* [EXERCISE OBJECTIVE]:
Please copy each line of the data that includes the string "students".

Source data
Segment Open

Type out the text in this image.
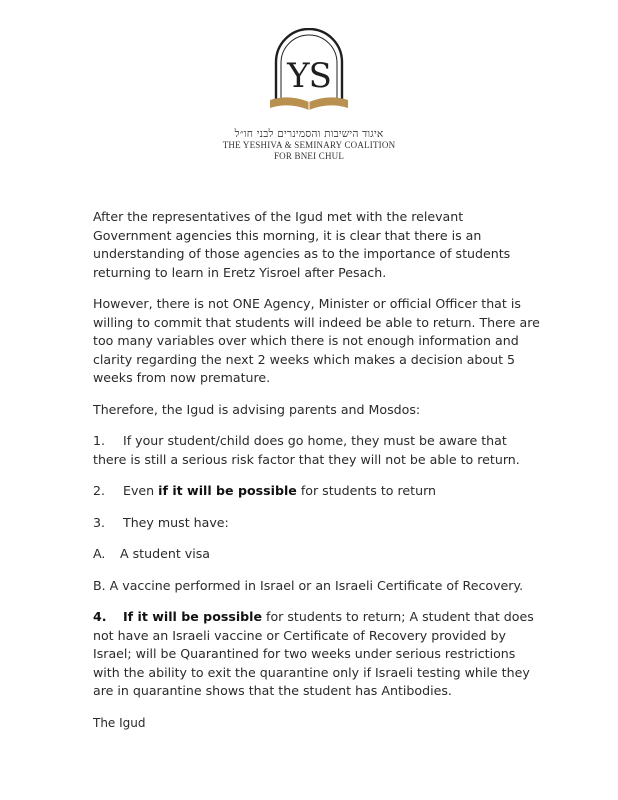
YS
איגוד הישיבות והסמינרים לבני חו״ל
THE YESHIVA & SEMINARY COALITION
FOR BNEI CHUL

After the representatives of the Igud met with the relevant Government agencies this morning, it is clear that there is an understanding of those agencies as to the importance of students returning to learn in Eretz Yisroel after Pesach.

However, there is not ONE Agency, Minister or official Officer that is willing to commit that students will indeed be able to return. There are too many variables over which there is not enough information and clarity regarding the next 2 weeks which makes a decision about 5 weeks from now premature.

Therefore, the Igud is advising parents and Mosdos:

1. If your student/child does go home, they must be aware that there is still a serious risk factor that they will not be able to return.

2. Even if it will be possible for students to return

3. They must have:

A. A student visa

B. A vaccine performed in Israel or an Israeli Certificate of Recovery.

4. If it will be possible for students to return; A student that does not have an Israeli vaccine or Certificate of Recovery provided by Israel; will be Quarantined for two weeks under serious restrictions with the ability to exit the quarantine only if Israeli testing while they are in quarantine shows that the student has Antibodies.

The Igud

Segment Closed

* [RESULT OF THE EXERCISE]:
After the representatives of the Igud met with the relevant Government agencies this morning, it is clear that there is an understanding of those agencies as to the importance of students returning to learn in Eretz Yisroel after Pesach.
However, there is not ONE Agency, Minister or official Officer that is willing to commit that students will indeed be able to return. There are too many variables over which there is not enough information and clarity regarding the next 2 weeks which makes a decision about 5 weeks from now premature.
2. Even if it will be possible for students to return
4. If it will be possible for students to return; A student that does not have an Israeli vaccine or Certificate of Recovery provided by Israel; will be Quarantined for two weeks under serious restrictions with the ability to exit the quarantine only if Israeli testing while they are in quarantine shows that the student has Antibodies.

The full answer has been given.